» Work to be completed
Please print all of the data below line for line, with no changes.
◇ ◇ ◇ ◇ ◇ ◇ ◇
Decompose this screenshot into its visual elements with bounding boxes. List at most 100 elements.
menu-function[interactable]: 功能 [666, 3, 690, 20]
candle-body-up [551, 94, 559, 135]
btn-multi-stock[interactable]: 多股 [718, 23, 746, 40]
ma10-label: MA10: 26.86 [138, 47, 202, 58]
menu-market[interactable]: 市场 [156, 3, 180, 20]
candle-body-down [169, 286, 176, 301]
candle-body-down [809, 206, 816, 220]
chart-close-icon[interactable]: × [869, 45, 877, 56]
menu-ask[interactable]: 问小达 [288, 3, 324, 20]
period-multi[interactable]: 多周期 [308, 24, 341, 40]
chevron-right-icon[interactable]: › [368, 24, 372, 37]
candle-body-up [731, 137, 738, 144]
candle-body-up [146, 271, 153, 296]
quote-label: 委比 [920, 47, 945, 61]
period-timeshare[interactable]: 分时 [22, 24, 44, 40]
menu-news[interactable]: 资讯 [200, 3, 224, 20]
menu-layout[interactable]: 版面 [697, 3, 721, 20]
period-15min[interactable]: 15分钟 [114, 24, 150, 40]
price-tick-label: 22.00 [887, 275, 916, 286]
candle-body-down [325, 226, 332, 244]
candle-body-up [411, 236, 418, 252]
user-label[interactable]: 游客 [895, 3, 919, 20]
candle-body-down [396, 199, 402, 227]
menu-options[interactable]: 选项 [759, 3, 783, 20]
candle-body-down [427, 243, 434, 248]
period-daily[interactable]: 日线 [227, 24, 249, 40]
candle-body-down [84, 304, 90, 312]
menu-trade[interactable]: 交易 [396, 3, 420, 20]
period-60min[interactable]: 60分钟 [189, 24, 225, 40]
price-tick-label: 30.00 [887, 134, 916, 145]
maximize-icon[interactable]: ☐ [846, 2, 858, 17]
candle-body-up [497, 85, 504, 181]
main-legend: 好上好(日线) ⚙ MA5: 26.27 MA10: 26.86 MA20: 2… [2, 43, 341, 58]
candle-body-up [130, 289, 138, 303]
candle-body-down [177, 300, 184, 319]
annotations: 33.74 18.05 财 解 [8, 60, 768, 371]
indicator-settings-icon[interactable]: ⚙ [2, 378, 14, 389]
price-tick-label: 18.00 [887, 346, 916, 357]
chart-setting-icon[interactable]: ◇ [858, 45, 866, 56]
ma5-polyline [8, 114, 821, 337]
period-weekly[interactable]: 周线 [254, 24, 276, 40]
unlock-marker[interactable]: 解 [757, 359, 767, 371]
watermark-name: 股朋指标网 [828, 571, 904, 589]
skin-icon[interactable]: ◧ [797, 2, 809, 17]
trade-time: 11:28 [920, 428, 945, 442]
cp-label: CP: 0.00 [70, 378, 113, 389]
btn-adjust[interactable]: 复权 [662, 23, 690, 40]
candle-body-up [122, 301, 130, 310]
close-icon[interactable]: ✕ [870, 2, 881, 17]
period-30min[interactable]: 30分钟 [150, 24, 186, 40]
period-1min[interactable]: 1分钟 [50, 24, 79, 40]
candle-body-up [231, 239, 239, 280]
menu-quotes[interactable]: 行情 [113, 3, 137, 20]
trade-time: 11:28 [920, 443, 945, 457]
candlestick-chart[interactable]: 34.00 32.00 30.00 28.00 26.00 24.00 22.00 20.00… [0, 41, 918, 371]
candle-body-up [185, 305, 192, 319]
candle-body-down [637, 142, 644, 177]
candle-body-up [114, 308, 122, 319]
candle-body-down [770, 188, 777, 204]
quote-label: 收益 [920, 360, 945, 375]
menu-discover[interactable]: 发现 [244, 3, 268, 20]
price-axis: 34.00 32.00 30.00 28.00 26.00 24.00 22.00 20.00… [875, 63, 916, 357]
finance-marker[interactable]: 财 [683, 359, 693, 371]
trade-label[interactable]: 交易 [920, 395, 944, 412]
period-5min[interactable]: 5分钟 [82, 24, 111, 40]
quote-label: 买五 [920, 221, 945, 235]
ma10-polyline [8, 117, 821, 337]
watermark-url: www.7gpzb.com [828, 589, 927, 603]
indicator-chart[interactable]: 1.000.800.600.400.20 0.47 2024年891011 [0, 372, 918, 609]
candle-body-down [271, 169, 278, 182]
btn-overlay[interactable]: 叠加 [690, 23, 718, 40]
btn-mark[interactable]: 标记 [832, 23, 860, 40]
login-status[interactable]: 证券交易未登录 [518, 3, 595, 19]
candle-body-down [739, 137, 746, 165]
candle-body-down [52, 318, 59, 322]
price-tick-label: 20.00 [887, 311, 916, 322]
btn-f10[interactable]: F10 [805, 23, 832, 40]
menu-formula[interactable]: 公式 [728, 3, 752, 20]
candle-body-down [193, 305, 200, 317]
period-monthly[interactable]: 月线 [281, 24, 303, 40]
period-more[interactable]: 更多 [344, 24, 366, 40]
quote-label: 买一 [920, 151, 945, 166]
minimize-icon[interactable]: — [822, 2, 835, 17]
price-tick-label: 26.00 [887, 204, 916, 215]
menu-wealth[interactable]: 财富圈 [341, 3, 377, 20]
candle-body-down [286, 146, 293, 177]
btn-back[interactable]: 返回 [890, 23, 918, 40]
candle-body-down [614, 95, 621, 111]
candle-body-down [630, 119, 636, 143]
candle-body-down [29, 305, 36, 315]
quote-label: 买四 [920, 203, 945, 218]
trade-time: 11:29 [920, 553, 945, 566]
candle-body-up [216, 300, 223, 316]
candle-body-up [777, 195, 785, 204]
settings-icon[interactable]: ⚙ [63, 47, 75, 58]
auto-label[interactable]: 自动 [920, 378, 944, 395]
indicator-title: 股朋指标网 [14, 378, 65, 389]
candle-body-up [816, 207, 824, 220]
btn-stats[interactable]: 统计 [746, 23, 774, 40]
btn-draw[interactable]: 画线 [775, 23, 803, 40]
◇ ◇ ◇ ◇ ◇ ◇ ◇
» Answer for this exercise
Decompose this screenshot into its visual elements with bounding boxes. List at most 100 elements.
menu-function[interactable]: 功能 [666, 3, 690, 20]
candle-body-up [551, 94, 559, 135]
btn-multi-stock[interactable]: 多股 [718, 23, 746, 40]
ma10-label: MA10: 26.86 [138, 47, 202, 58]
menu-market[interactable]: 市场 [156, 3, 180, 20]
candle-body-down [169, 286, 176, 301]
candle-body-down [809, 206, 816, 220]
chart-close-icon[interactable]: × [869, 45, 877, 56]
menu-ask[interactable]: 问小达 [288, 3, 324, 20]
period-multi[interactable]: 多周期 [308, 24, 341, 40]
chevron-right-icon[interactable]: › [368, 24, 372, 37]
candle-body-up [731, 137, 738, 144]
candle-body-up [146, 271, 153, 296]
quote-label: 委比 [920, 47, 945, 61]
period-timeshare[interactable]: 分时 [22, 24, 44, 40]
menu-news[interactable]: 资讯 [200, 3, 224, 20]
menu-layout[interactable]: 版面 [697, 3, 721, 20]
period-15min[interactable]: 15分钟 [114, 24, 150, 40]
price-tick-label: 22.00 [887, 275, 916, 286]
candle-body-down [325, 226, 332, 244]
candle-body-up [411, 236, 418, 252]
user-label[interactable]: 游客 [895, 3, 919, 20]
candle-body-down [396, 199, 402, 227]
menu-options[interactable]: 选项 [759, 3, 783, 20]
candle-body-down [427, 243, 434, 248]
period-daily[interactable]: 日线 [227, 24, 249, 40]
candle-body-down [84, 304, 90, 312]
menu-trade[interactable]: 交易 [396, 3, 420, 20]
period-60min[interactable]: 60分钟 [189, 24, 225, 40]
price-tick-label: 30.00 [887, 134, 916, 145]
maximize-icon[interactable]: ☐ [846, 2, 858, 17]
candle-body-up [497, 85, 504, 181]
main-legend: 好上好(日线) ⚙ MA5: 26.27 MA10: 26.86 MA20: 2… [2, 43, 341, 58]
candle-body-up [130, 289, 138, 303]
candle-body-down [177, 300, 184, 319]
annotations: 33.74 18.05 财 解 [8, 60, 768, 371]
indicator-settings-icon[interactable]: ⚙ [2, 378, 14, 389]
price-tick-label: 18.00 [887, 346, 916, 357]
chart-setting-icon[interactable]: ◇ [858, 45, 866, 56]
ma5-polyline [8, 114, 821, 337]
period-weekly[interactable]: 周线 [254, 24, 276, 40]
unlock-marker[interactable]: 解 [757, 359, 767, 371]
watermark-name: 股朋指标网 [828, 571, 904, 589]
skin-icon[interactable]: ◧ [797, 2, 809, 17]
trade-time: 11:28 [920, 428, 945, 442]
cp-label: CP: 0.00 [70, 378, 113, 389]
btn-adjust[interactable]: 复权 [662, 23, 690, 40]
candle-body-up [122, 301, 130, 310]
close-icon[interactable]: ✕ [870, 2, 881, 17]
period-30min[interactable]: 30分钟 [150, 24, 186, 40]
period-1min[interactable]: 1分钟 [50, 24, 79, 40]
candle-body-up [231, 239, 239, 280]
menu-quotes[interactable]: 行情 [113, 3, 137, 20]
trade-time: 11:28 [920, 443, 945, 457]
candlestick-chart[interactable]: 34.00 32.00 30.00 28.00 26.00 24.00 22.00 20.00… [0, 41, 918, 371]
candle-body-up [185, 305, 192, 319]
candle-body-down [637, 142, 644, 177]
candle-body-up [114, 308, 122, 319]
candle-body-down [770, 188, 777, 204]
quote-label: 收益 [920, 360, 945, 375]
menu-discover[interactable]: 发现 [244, 3, 268, 20]
price-axis: 34.00 32.00 30.00 28.00 26.00 24.00 22.00 20.00… [875, 63, 916, 357]
finance-marker[interactable]: 财 [683, 359, 693, 371]
trade-label[interactable]: 交易 [920, 395, 944, 412]
period-5min[interactable]: 5分钟 [82, 24, 111, 40]
quote-label: 买五 [920, 221, 945, 235]
ma10-polyline [8, 117, 821, 337]
watermark-url: www.7gpzb.com [828, 589, 927, 603]
indicator-chart[interactable]: 1.000.800.600.400.20 0.47 2024年891011 [0, 372, 918, 609]
candle-body-down [271, 169, 278, 182]
btn-overlay[interactable]: 叠加 [690, 23, 718, 40]
btn-mark[interactable]: 标记 [832, 23, 860, 40]
login-status[interactable]: 证券交易未登录 [518, 3, 595, 19]
candle-body-down [739, 137, 746, 165]
candle-body-down [52, 318, 59, 322]
price-tick-label: 20.00 [887, 311, 916, 322]
btn-f10[interactable]: F10 [805, 23, 832, 40]
menu-formula[interactable]: 公式 [728, 3, 752, 20]
candle-body-down [193, 305, 200, 317]
period-monthly[interactable]: 月线 [281, 24, 303, 40]
period-more[interactable]: 更多 [344, 24, 366, 40]
quote-label: 买一 [920, 151, 945, 166]
minimize-icon[interactable]: — [822, 2, 835, 17]
price-tick-label: 26.00 [887, 204, 916, 215]
menu-wealth[interactable]: 财富圈 [341, 3, 377, 20]
candle-body-down [286, 146, 293, 177]
btn-back[interactable]: 返回 [890, 23, 918, 40]
candle-body-down [614, 95, 621, 111]
candle-body-down [630, 119, 636, 143]
candle-body-down [29, 305, 36, 315]
quote-label: 买四 [920, 203, 945, 218]
trade-time: 11:29 [920, 553, 945, 566]
candle-body-up [216, 300, 223, 316]
candle-body-up [777, 195, 785, 204]
settings-icon[interactable]: ⚙ [63, 47, 75, 58]
auto-label[interactable]: 自动 [920, 378, 944, 395]
indicator-title: 股朋指标网 [14, 378, 65, 389]
candle-body-up [816, 207, 824, 220]
btn-stats[interactable]: 统计 [746, 23, 774, 40]
btn-draw[interactable]: 画线 [775, 23, 803, 40]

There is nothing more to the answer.